▶ _TASK SET_
**1.** Translate into French the sentence "Planning for the 1937 World Exposition in Paris was not interrupted." from the article on The Rape of Europa.
**2.** According to the article on The Rape of Europa, in what year was Lynn Nicholas' book published?
**3.** Quote the stretch of the article on The Rape of Europa from "October 10th, 2021" through "notes and insights.".

October 10th, 2021

“Period of Adjustment: The Nazi Collectors Organize, Austria Provides, Europe Hides”

In her continued series on The Rape of Europa, Eileen Treasure shares her notes and insights.

To art professionals outside Germany, the advent of Nazism and the bizarre goings-on of its art establishment were regarded as a passing phenomenon requiring minor adjustments.  In Lynn Nicholas’ 1994 book, The Rape of Europa, she documents how the fate of Europe’s art treasures were intertwined with Hitler’s vision of a New World Order and the Second World War. She tells the stories of unnamed and courageous civilians who were willing to die to save their country’s art collections from theft or destruction.  Ask yourself, “Would I do the same?”

Planning for the 1937 World Exposition in Paris was not interrupted. Until now, German museums went on lending generously to shows, but by 1938 there was a reluctance to loan Old Masters. Requests went unanswered. Each case was decided by Hitler. Besides what he labeled degenerate art, some religious themed work was lent — Hitler disliked it almost as much as modernism.

Some ‘degenerate’ pieces came to the ‘uncultured’ United States for the 1939 Golden Gate International Exposition in San Francisco. The rest of the world sent over 500 pieces of the greatest value and importance to the show. As it turned out, this show collection would spend the next several years of World War II in the U.S. and was an unexpected windfall for visitors of American art museums.  Referring to the purged German art, President Roosevelt declared at the opening of the MOMA’s new building in 1939, “The Arts cannot thrive except when men are free to be themselves.”

▶ _EXTRACTED DATA_
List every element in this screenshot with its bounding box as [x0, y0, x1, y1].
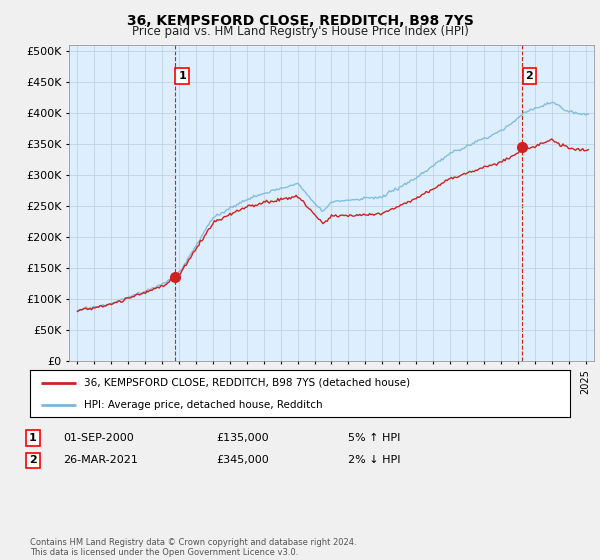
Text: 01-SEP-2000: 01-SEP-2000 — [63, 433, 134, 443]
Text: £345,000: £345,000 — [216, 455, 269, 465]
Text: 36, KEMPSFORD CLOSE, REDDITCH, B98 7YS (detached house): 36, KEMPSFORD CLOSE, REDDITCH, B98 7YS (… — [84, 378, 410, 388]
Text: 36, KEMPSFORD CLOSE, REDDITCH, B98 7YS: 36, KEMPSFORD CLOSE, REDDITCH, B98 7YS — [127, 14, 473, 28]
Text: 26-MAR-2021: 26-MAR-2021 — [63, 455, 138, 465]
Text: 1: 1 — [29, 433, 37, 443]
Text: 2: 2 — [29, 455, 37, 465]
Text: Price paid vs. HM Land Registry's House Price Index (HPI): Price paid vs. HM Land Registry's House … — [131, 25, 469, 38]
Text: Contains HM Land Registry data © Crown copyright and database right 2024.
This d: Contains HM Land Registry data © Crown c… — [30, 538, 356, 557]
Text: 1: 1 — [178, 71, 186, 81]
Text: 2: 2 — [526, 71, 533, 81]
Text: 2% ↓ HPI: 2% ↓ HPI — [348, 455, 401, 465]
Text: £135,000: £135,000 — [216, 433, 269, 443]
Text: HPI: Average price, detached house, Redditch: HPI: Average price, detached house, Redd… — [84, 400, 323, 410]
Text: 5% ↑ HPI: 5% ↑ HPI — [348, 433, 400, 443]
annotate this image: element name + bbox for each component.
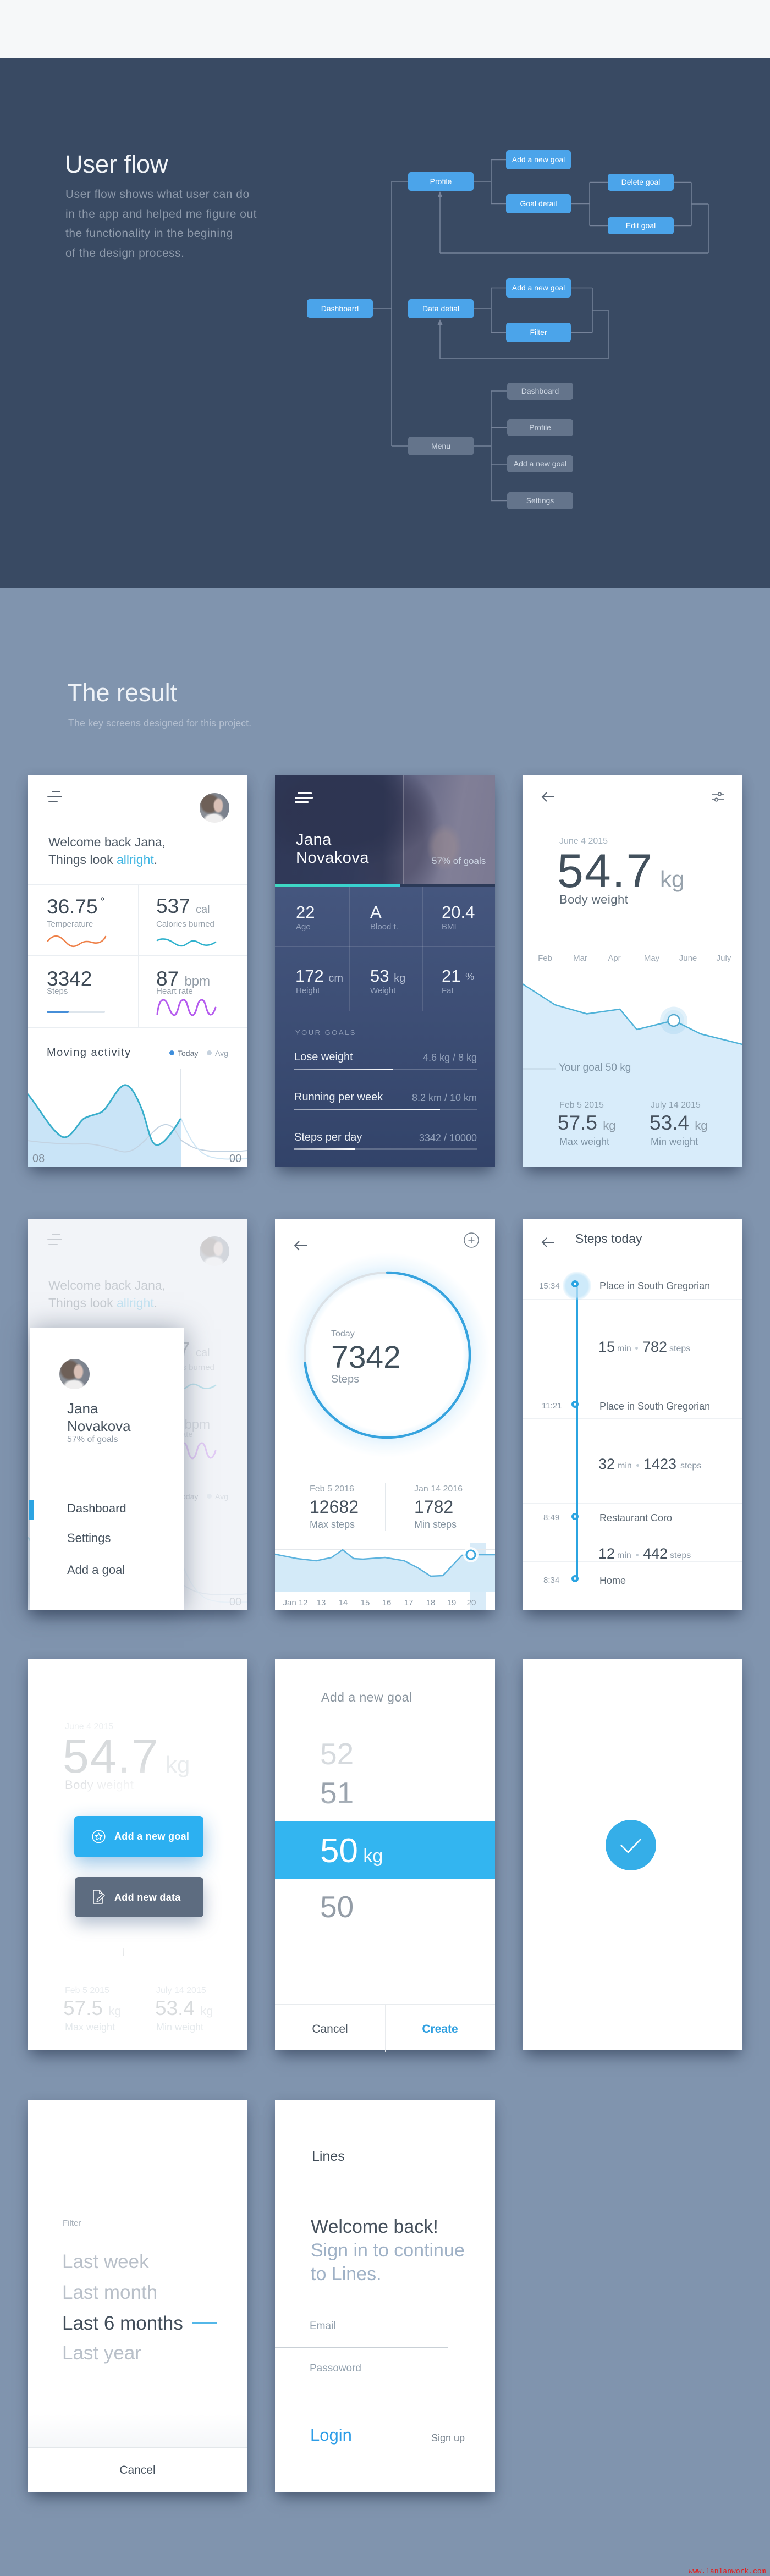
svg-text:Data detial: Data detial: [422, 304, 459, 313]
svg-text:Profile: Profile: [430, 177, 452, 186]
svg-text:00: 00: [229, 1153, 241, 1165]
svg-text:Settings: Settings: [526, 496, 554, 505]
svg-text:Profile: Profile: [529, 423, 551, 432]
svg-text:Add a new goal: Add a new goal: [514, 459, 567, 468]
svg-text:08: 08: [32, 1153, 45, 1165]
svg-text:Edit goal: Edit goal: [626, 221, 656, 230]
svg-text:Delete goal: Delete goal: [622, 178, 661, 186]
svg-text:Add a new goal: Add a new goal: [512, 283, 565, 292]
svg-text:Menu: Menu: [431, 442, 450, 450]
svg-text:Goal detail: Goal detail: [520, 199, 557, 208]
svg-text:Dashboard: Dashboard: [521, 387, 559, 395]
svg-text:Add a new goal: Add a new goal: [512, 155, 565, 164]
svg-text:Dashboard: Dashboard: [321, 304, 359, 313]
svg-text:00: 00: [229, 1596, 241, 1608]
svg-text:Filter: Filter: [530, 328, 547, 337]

▶ _REPLIES_
**1.** La planification de l'Exposition universelle de 1937 à Paris n'a pas été interrompue.

**2.** 1994

**3.**
October 10th, 2021

“Period of Adjustment: The Nazi Collectors Organize, Austria Provides, Europe Hides”

In her continued series on The Rape of Europa, Eileen Treasure shares her notes and insights.